Set tasks:
A: From the forum thread about deciphering kanji written in cursive, list the kanji that appear in the partly transcribed haiku line 三千の俳句を？？し柿ふたつ.
B: Take the forum thread about deciphering kanji written in cursive further from where it stops.

Extract provided:
════════════════════

If you’re talking about the image in the original post… I don’t think so? The kanji are decipherable for me as a Chinese native speaker. The hiragana are a little harder, but you need to have some experience with hiragana styles to guess certain characters. I think there are a few other kanji in this thread that might be harder for native speakers though.
This is confusing, yeah. I think I can see these kanji: 日塩引沢蟹灘真砂路紀文舎岳. I have no context whatsoever though, and I don’t know enough about 草書 (which is probably the cursive script that was used to write this) and old-ish kana writing to decipher everything.
so. this is a weird one in that i know what it should be, but i’m confused as to why it looks like it does and haven’t been able to find anything on it in my searching. so this is a haiku (shiki, tho i can’t find the original anywhere ).
most of it i’m cool with 三千の俳句を？？し柿ふたつ but what on earth is that thing between を and し?? there’s a romanisation given which says ‘etsushi’ for that bit (including the shi) which means the only logical thing it can be is 閲 which fits in context, but why does it look like that? old version? is this just the calligraphy way of writing that?
maybe worth mentioning that this is from a non-japanese thing
I don’t think it’s standard, but it might just be a borrowing of part of the simplification for 閲 in 草書 (cursive script):
The 口 in the middle can be collapsed into a single line. I’m not completely convinced that this is what happened, but I think that’s the most likely explanation. Do you have a source for this?

════════════════════

Extracted entries:
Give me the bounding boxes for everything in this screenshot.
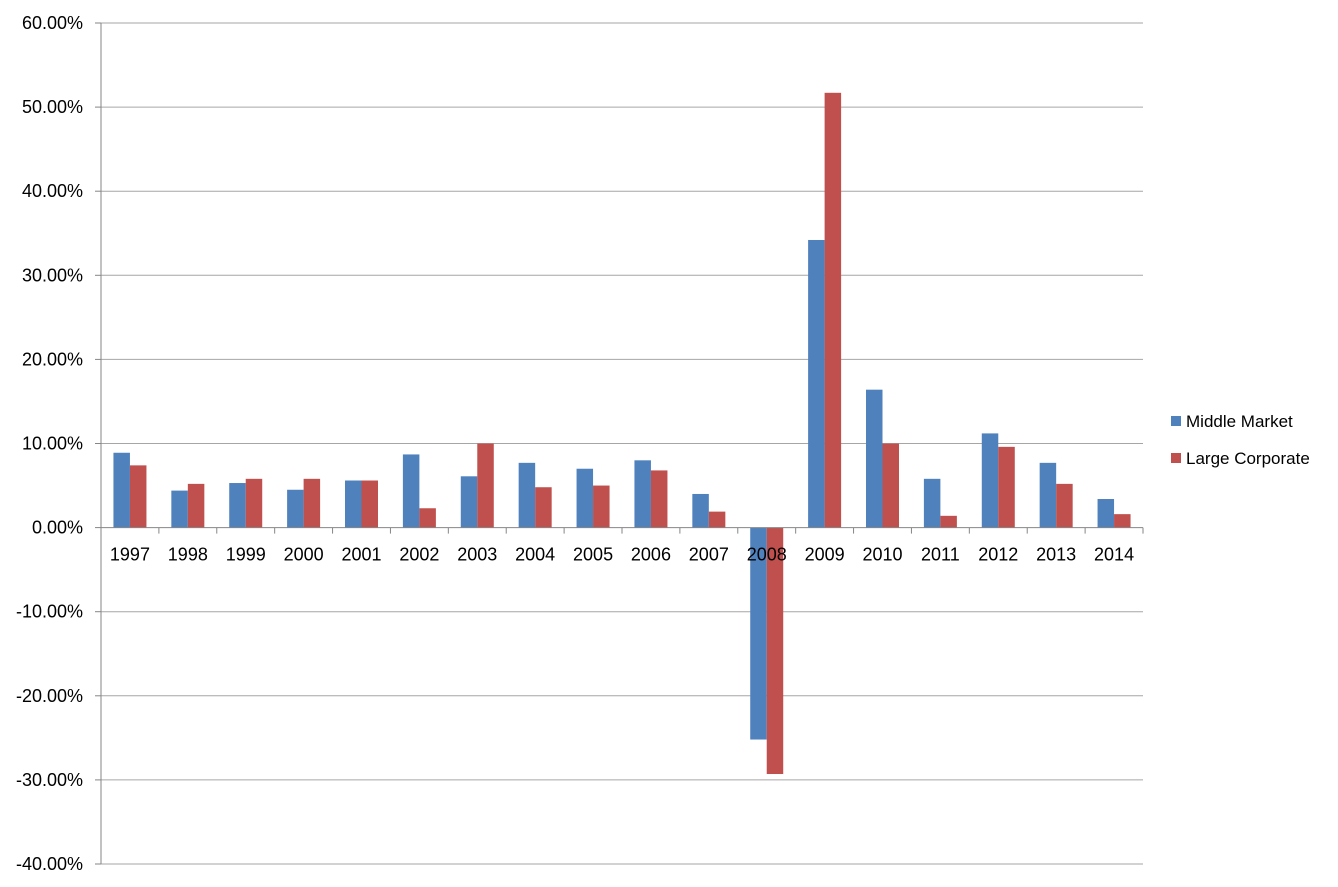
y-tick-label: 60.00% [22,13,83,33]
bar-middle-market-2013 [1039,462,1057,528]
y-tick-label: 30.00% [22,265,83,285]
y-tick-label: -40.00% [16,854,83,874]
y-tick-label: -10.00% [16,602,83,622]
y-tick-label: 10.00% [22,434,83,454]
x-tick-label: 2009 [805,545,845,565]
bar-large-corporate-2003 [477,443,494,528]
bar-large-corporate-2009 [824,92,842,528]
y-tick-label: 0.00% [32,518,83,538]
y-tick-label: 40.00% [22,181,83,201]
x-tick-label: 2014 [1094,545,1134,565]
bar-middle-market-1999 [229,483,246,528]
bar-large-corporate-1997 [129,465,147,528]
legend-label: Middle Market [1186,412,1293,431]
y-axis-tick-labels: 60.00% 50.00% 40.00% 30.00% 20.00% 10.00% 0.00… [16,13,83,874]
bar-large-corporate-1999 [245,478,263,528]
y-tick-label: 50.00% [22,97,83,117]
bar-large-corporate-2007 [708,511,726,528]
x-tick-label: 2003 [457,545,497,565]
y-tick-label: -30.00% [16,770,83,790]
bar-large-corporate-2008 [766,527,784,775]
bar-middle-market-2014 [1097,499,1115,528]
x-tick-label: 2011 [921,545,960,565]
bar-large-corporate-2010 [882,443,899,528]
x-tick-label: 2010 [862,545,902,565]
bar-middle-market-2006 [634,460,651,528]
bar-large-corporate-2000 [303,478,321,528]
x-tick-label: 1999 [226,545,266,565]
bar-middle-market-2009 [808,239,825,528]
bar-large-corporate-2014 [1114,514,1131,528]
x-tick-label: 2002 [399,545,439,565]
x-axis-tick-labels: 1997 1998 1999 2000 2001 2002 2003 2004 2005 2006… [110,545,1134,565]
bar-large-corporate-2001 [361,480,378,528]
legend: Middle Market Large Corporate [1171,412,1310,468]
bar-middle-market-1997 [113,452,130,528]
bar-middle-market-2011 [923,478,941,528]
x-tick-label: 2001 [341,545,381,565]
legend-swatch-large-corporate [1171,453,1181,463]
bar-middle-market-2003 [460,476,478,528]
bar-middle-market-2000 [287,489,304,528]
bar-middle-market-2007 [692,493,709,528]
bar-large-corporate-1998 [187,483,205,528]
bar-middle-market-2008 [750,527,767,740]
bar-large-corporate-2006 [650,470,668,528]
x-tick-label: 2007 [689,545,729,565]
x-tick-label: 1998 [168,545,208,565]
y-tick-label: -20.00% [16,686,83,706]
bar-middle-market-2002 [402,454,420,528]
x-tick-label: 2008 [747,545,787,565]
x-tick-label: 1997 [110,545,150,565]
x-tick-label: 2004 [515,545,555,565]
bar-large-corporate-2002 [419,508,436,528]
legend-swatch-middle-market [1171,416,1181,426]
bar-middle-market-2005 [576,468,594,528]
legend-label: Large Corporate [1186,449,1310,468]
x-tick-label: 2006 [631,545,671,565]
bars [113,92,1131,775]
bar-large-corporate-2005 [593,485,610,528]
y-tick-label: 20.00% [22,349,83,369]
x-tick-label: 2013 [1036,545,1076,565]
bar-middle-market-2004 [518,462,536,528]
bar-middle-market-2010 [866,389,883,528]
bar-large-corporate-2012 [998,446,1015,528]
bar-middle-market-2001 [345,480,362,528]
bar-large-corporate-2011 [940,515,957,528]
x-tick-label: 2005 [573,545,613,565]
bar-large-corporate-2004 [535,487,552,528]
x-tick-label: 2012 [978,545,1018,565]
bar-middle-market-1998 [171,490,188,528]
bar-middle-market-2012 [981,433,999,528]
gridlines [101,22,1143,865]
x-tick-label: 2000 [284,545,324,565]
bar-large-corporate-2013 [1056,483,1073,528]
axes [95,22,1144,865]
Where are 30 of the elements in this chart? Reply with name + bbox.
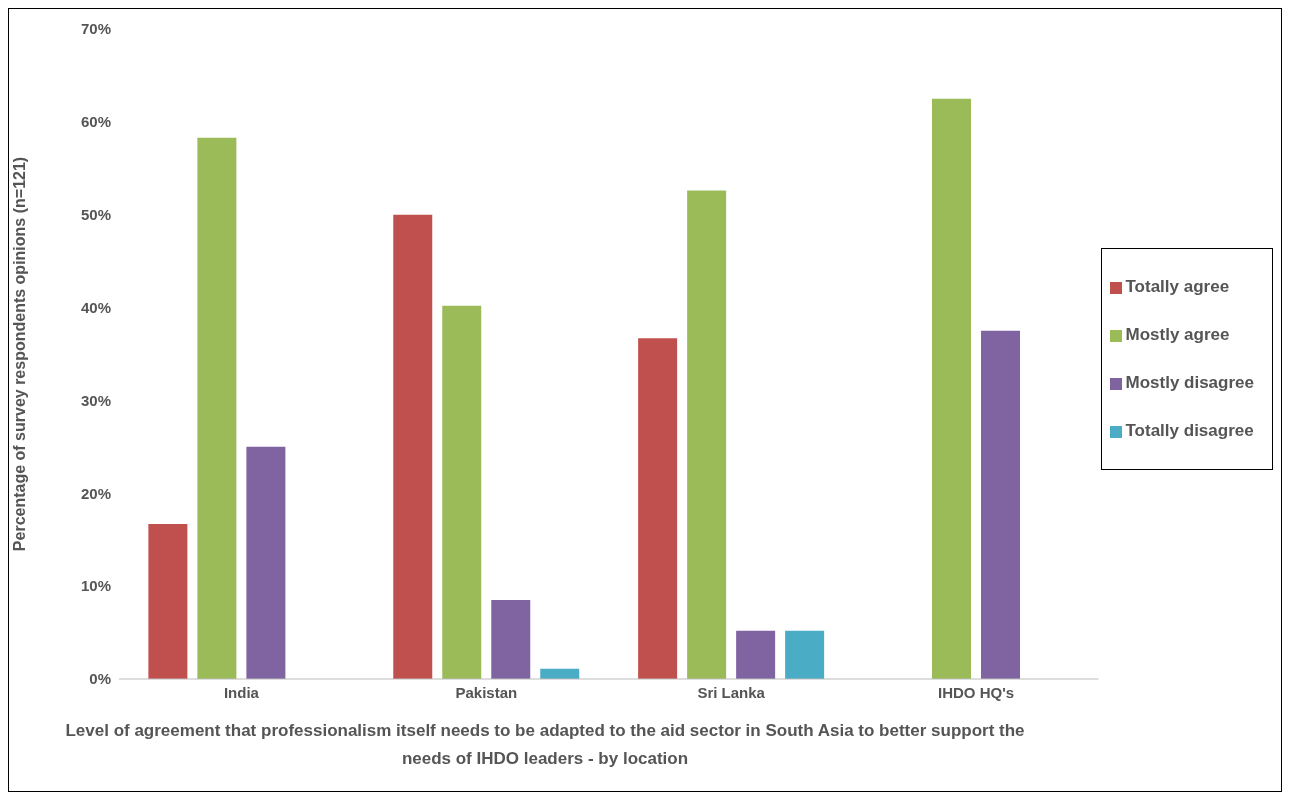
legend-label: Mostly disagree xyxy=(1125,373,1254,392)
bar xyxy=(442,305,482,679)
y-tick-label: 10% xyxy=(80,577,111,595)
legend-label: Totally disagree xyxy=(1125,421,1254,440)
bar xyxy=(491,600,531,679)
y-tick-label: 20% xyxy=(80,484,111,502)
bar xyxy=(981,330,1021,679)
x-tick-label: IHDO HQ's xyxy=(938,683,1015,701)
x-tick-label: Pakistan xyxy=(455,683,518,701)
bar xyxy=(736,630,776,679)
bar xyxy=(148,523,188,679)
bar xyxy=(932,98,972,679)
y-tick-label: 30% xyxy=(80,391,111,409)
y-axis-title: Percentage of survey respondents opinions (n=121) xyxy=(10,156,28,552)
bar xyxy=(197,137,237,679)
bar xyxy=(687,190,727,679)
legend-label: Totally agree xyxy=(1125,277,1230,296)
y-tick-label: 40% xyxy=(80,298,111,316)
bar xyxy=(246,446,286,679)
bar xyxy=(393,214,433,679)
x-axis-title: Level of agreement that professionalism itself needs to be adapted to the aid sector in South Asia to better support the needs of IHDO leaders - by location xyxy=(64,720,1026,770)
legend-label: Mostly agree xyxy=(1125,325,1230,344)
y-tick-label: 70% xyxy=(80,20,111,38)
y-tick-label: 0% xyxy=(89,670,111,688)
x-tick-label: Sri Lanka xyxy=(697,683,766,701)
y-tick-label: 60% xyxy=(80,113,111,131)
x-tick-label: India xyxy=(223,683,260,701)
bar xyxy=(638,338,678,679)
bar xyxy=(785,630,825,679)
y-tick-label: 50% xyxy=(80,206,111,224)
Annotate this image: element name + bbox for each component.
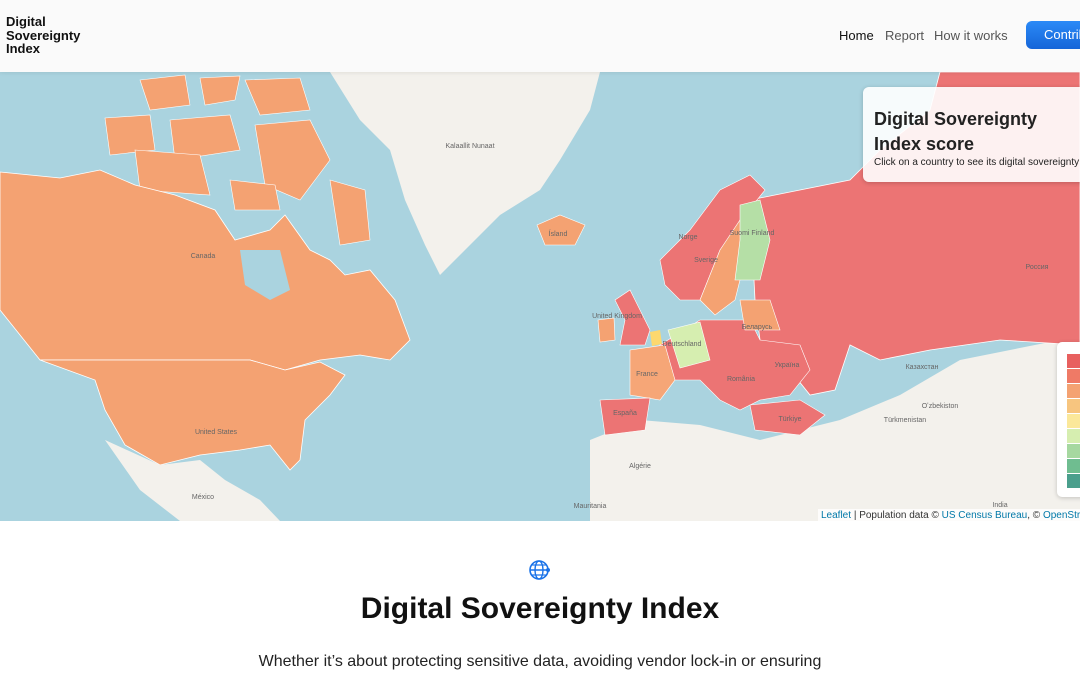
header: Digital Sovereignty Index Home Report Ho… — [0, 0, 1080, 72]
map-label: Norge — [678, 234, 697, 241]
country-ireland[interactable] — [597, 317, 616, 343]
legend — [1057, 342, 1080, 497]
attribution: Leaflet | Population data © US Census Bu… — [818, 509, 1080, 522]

════════════════════

Outputs in order:
A: 三, 千, 俳, 句, 柿

B:
EDIT: Seems like the haiku itself is fairly famous, so we can sure that 閲 is the right character. I’d just go with non-standard simplification as an explanation, unless you know who wrote this/what the context of this calligraphy piece was.
oh!!! i didn’t know that was a thing you could do in calligraphy (need to look into calligraphy more) but that looks like it!! also definitely saving that website for future use, it looks super helpful!
i was worried it would be some form of cursive i didn’t know so, the calligraphy itself comes from a (not made in or by japan) haiku calendar i have, but i have no idea who did it, or whether it’s a reference to a specific piece of calligraphy from something else that they’ve just copied here, or whatever. there’s no listing of who did it, so i assume it was just outsourced or someone within the company itself? no clue.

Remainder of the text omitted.